>> begin Passage shown

Trying to answer but YA taking breather. Or is it???
No it just doesn't want to display my answer. Try again...
I may be reading your question wrong, but it looks like you want to charge the capacitor from the power supply, in such a way that if the power goes off the voltage on the capacitor will hold the relay closed for 30-60 seconds, until the capacitor discharges.
That would work, but it is clunky, and you will need a big capacitor.
Assuming that the relay will continue to hold closed until the voltage drops to about 60% of normal,
C = 2 * T / R where R = the coil resistance of the relay
Let's say you have a very small, low power relay with coil resistance 1200 ohms. For 30 seconds:
C = 60 / 1200 = 0.05F = 50,000uF
You would probably go for an aluminium electrolytic cap 47,000 uF, 16V.
If your relay has a lower resistance coil, which it probably does, you will need a bigger capacitor, or several in parallel.

>> end Passage shown
>> begin Data lines

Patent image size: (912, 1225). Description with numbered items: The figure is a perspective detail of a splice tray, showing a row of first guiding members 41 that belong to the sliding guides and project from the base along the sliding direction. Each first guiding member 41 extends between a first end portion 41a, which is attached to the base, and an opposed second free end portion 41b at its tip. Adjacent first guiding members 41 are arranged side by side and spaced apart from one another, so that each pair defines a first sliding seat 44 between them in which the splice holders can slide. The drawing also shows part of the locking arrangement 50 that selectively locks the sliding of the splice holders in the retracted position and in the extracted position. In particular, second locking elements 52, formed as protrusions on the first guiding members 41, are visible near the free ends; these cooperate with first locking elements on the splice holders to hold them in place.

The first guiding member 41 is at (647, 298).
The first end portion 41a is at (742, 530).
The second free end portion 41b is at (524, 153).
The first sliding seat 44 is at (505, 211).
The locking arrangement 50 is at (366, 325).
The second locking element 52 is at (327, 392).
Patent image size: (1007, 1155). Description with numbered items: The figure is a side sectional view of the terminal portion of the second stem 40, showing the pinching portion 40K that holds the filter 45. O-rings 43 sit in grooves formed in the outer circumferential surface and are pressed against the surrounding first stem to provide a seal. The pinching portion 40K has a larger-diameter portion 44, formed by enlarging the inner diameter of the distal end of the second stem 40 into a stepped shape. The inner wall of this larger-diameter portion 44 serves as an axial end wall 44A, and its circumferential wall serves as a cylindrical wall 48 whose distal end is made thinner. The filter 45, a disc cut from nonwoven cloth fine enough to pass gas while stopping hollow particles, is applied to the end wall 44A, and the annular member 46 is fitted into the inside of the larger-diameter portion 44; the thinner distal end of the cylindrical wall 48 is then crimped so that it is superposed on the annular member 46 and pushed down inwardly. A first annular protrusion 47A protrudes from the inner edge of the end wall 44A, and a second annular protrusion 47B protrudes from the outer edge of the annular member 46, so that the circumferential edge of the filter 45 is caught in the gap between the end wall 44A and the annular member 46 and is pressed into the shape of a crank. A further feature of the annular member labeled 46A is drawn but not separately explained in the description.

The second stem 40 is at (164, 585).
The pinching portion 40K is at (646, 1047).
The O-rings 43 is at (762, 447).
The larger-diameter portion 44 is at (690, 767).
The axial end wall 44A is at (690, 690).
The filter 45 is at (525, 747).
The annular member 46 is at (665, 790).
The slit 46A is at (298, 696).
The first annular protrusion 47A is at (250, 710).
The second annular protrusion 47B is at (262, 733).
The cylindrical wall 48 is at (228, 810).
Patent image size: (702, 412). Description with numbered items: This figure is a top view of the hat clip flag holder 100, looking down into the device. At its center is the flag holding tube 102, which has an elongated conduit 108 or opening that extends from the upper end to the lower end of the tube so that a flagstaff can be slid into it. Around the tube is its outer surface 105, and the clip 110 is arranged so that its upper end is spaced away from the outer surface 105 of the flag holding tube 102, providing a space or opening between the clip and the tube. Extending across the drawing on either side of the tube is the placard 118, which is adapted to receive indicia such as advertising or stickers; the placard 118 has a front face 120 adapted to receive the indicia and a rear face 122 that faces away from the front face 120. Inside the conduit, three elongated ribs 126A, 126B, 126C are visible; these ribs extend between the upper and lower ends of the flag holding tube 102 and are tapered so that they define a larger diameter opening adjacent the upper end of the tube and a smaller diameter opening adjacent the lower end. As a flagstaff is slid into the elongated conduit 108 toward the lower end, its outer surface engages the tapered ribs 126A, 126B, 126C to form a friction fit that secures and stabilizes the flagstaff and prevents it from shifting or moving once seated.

>> end Data lines

## Problems to work on
#1 In the capacitor-and-relay passage, what capacitor does the writer suggest for a relay with a 1200-ohm coil held for 30 seconds?
#2 Write a continuation of the capacitor-and-relay passage that picks up after its final sentence.
The listing has nothing to do with the capacitor-and-relay passage.

## Expected results
#1 An aluminium electrolytic capacitor of 47,000 uF, 16V.

#2
You may need to charge the cap through a rectifier diode like 1N4001, so that when the power fails it doesn't discharge back through the power supply.
The way I would do it is to use a darlington transistor, FET or solid-state relay to switch the line. Then you can do the same thing but with a much smaller capacitor, and you can run it from a battery or power direct from mains through a capacitor / rectifier circuit.
Don't try that latter idea unless you know what I'm talking about, it's very easy to kill yourself...